◆ EXERCISE PROMPT ◆
Select from the data all lines with the word "autobús".

◆ EXTRACTED INFORMATION ◆
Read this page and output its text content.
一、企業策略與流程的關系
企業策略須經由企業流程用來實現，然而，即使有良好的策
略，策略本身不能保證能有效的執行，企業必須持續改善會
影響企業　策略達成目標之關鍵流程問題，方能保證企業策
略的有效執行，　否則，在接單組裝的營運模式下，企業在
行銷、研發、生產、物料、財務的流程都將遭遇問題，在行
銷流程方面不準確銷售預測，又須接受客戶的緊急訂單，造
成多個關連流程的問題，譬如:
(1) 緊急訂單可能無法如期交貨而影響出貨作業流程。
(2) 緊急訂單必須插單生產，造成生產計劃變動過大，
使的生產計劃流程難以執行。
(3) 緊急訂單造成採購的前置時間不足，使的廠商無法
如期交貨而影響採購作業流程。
...
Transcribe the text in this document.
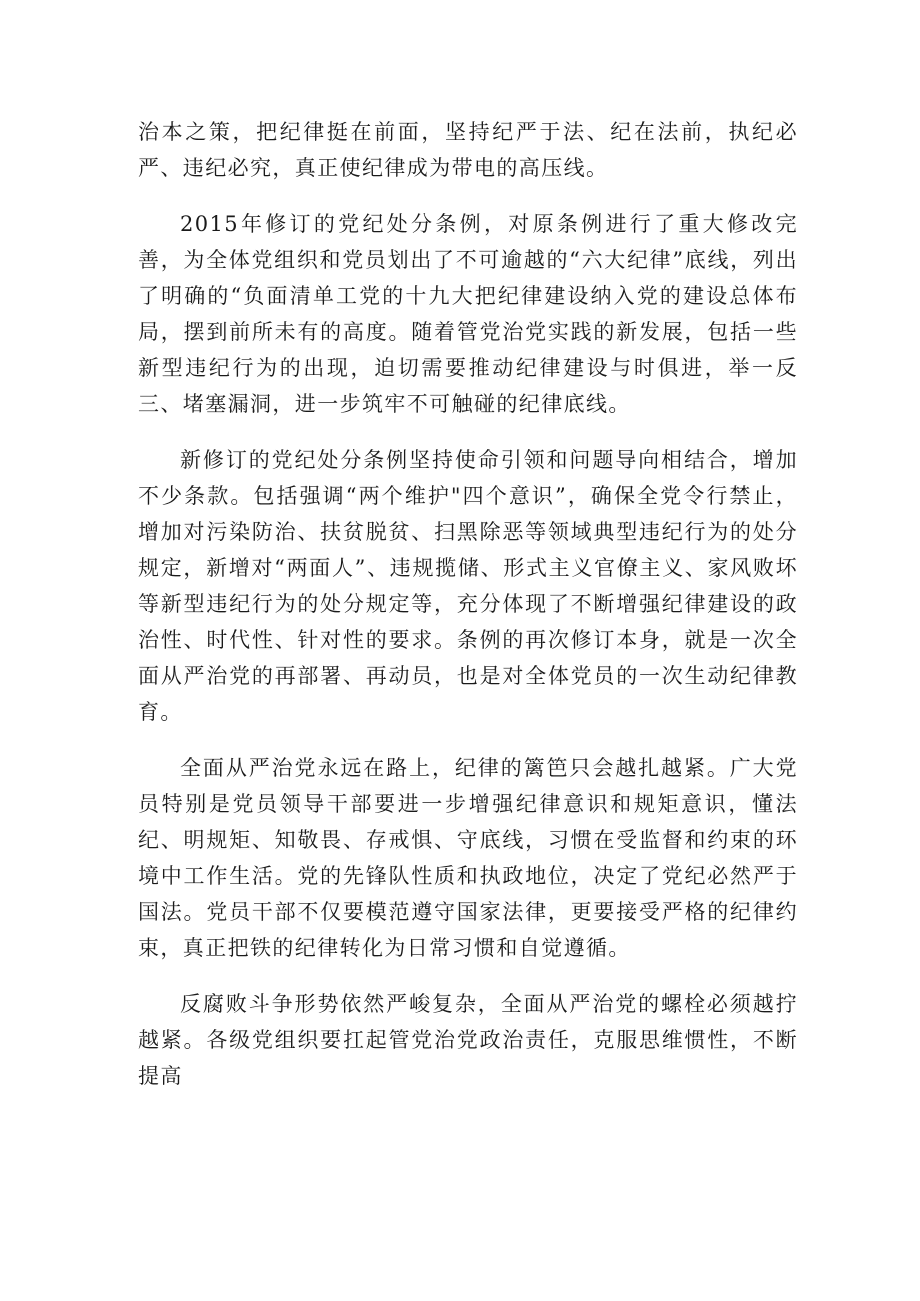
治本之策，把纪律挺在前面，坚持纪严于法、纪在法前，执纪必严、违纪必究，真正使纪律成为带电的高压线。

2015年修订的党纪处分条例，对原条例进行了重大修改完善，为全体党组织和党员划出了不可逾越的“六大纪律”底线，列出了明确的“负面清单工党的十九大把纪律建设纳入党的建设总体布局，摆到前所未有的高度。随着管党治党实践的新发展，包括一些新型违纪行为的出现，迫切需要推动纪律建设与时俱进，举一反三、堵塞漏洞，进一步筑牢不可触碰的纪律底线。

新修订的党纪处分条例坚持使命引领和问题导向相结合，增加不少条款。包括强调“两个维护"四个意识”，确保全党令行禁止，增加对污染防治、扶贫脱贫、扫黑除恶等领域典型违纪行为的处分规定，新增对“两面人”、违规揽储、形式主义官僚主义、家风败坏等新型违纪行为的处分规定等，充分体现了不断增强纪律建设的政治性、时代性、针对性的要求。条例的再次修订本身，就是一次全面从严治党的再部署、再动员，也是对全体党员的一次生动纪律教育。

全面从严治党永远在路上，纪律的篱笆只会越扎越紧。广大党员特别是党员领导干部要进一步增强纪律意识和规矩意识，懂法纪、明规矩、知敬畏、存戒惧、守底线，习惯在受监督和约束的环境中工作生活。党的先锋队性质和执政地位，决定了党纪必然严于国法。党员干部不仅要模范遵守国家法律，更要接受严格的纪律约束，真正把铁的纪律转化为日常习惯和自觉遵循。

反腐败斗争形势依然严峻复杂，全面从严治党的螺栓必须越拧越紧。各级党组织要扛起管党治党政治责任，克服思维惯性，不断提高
...
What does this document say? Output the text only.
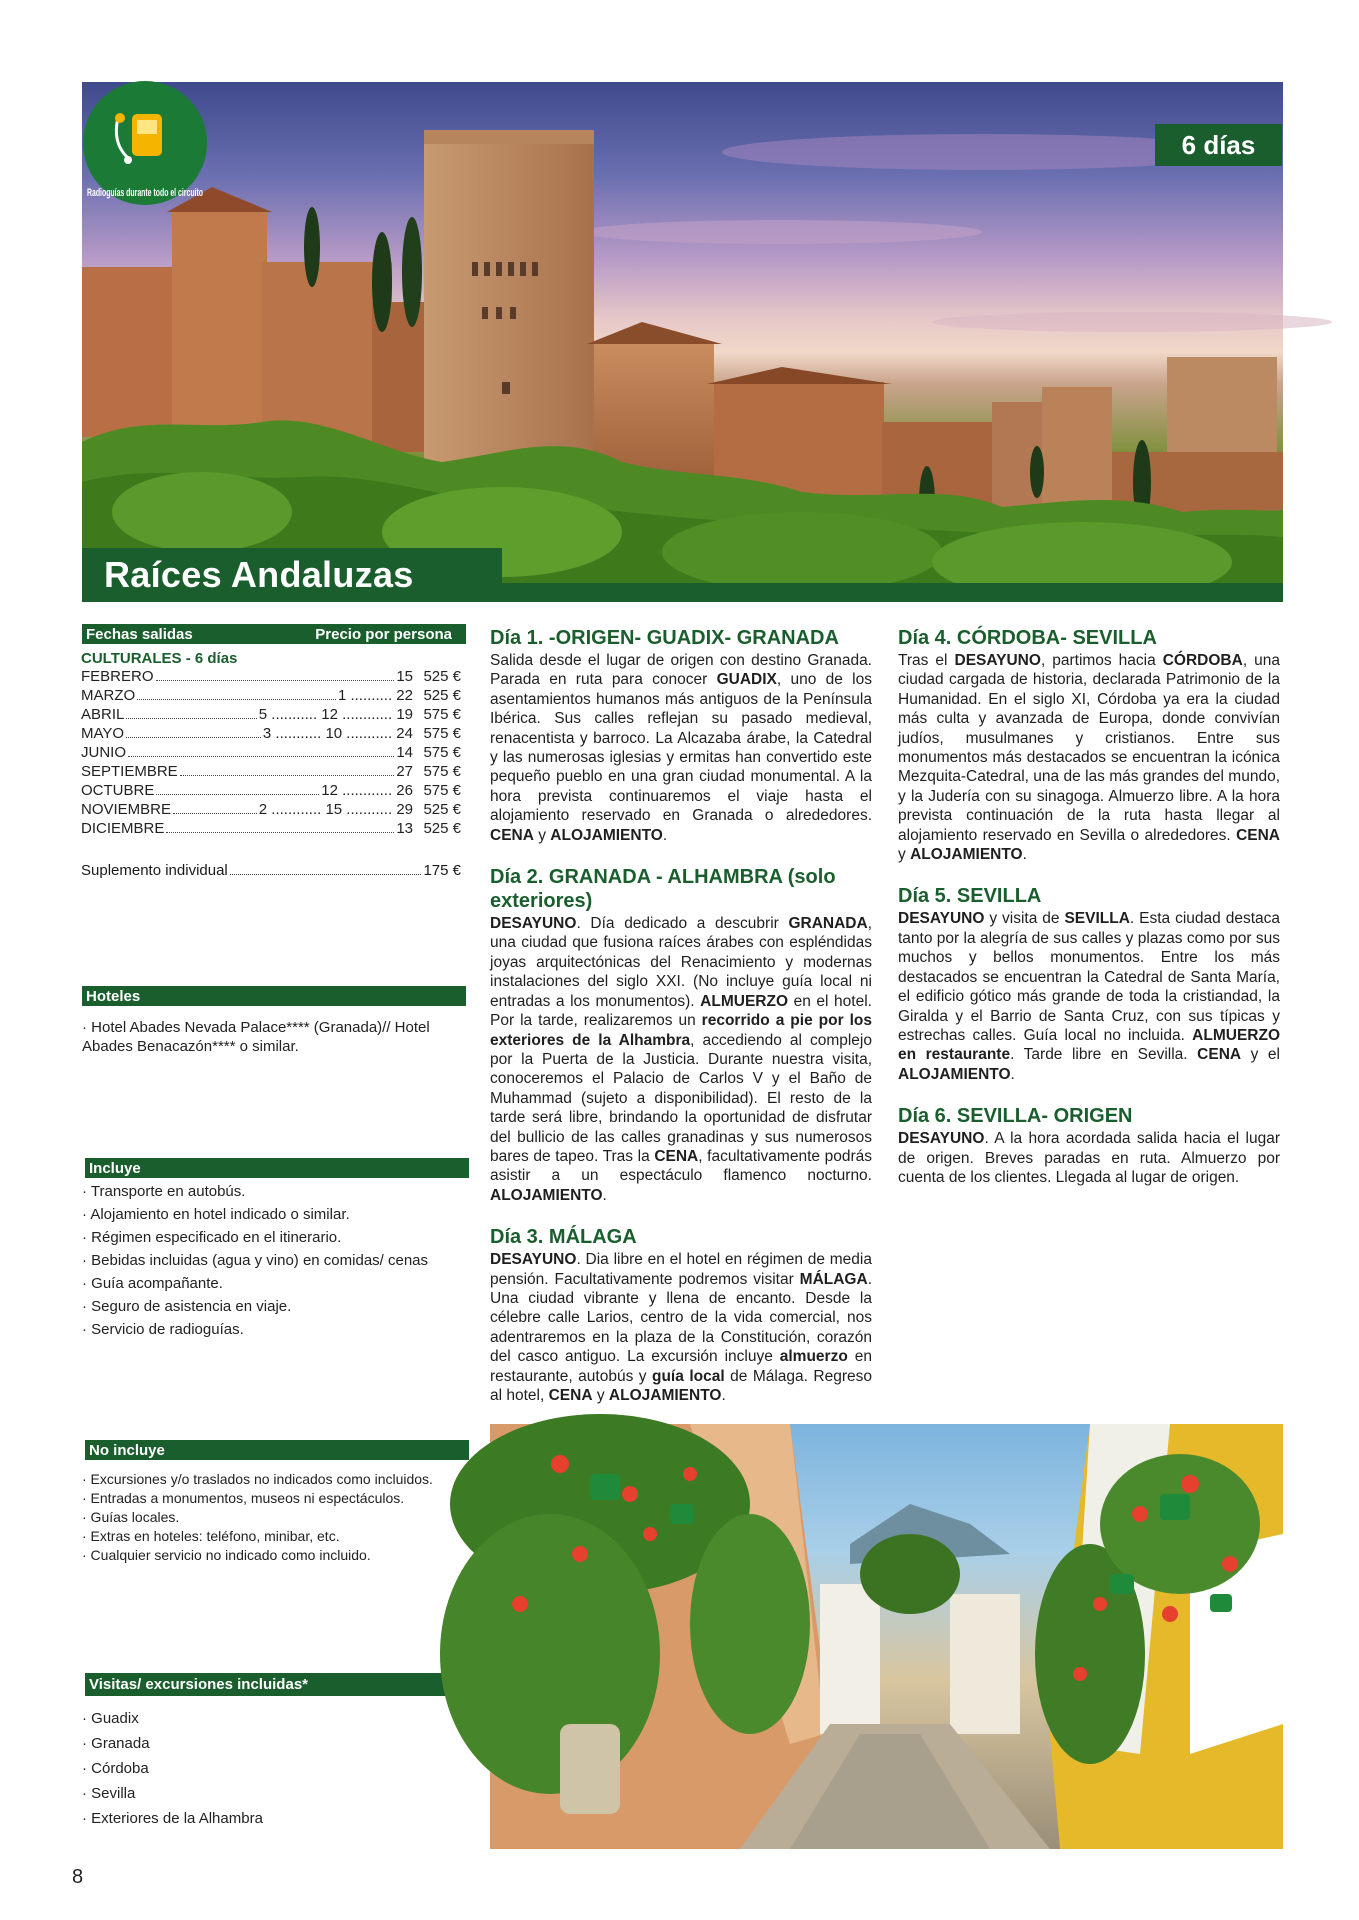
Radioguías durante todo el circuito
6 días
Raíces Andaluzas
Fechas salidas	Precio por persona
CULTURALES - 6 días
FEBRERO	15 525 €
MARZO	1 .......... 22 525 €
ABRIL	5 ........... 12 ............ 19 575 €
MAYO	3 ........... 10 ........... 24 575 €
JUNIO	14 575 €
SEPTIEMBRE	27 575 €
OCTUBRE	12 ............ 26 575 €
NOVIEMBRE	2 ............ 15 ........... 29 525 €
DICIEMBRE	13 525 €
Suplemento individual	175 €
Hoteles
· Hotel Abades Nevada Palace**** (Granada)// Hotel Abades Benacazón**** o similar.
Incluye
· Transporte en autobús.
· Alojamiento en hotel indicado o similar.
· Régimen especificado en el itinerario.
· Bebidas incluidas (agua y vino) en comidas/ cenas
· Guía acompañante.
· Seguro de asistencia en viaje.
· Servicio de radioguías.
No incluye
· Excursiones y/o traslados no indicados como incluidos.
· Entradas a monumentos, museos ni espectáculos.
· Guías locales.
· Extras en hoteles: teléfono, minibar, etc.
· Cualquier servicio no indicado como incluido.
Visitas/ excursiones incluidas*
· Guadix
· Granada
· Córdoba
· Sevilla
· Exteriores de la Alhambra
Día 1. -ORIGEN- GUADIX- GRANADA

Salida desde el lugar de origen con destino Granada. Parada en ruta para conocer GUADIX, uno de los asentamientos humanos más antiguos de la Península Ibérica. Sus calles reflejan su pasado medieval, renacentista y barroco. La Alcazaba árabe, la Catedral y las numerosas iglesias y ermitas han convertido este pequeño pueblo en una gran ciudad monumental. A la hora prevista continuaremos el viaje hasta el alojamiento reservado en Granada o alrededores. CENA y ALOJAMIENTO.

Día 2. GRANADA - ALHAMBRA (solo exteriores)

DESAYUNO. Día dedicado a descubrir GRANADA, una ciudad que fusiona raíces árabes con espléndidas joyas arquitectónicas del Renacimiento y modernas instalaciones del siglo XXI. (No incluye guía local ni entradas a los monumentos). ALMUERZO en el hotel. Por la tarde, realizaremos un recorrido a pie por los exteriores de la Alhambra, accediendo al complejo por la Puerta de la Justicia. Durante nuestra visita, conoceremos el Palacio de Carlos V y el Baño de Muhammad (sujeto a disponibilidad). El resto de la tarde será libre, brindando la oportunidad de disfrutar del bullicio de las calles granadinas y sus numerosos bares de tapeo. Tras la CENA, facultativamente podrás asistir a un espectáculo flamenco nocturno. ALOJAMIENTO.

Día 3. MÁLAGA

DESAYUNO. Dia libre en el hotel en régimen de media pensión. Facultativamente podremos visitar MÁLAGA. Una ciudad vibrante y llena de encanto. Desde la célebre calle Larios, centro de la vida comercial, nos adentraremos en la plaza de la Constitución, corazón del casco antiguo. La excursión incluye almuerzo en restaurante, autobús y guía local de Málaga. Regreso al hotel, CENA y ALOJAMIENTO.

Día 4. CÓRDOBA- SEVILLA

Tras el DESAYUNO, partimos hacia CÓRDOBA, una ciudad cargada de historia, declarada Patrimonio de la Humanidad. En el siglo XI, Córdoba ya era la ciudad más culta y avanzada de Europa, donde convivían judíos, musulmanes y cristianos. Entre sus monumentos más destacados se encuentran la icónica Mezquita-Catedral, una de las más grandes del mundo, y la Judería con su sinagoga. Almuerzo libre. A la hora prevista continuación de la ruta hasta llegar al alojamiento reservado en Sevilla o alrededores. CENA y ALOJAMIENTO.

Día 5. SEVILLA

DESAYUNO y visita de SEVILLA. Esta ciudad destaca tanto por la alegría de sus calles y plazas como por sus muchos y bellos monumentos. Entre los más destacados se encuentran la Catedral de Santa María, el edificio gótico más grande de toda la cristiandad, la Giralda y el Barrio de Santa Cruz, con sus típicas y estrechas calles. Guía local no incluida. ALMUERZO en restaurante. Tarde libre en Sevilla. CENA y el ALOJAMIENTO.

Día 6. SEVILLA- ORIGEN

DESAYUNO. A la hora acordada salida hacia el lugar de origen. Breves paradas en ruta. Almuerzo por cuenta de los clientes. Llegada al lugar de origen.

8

◆ WRITTEN SOLUTION ◆
· Transporte en autobús.
DESAYUNO. Dia libre en el hotel en régimen de media pensión. Facultativamente podremos visitar MÁLAGA. Una ciudad vibrante y llena de encanto. Desde la célebre calle Larios, centro de la vida comercial, nos adentraremos en la plaza de la Constitución, corazón del casco antiguo. La excursión incluye almuerzo en restaurante, autobús y guía local de Málaga. Regreso al hotel, CENA y ALOJAMIENTO.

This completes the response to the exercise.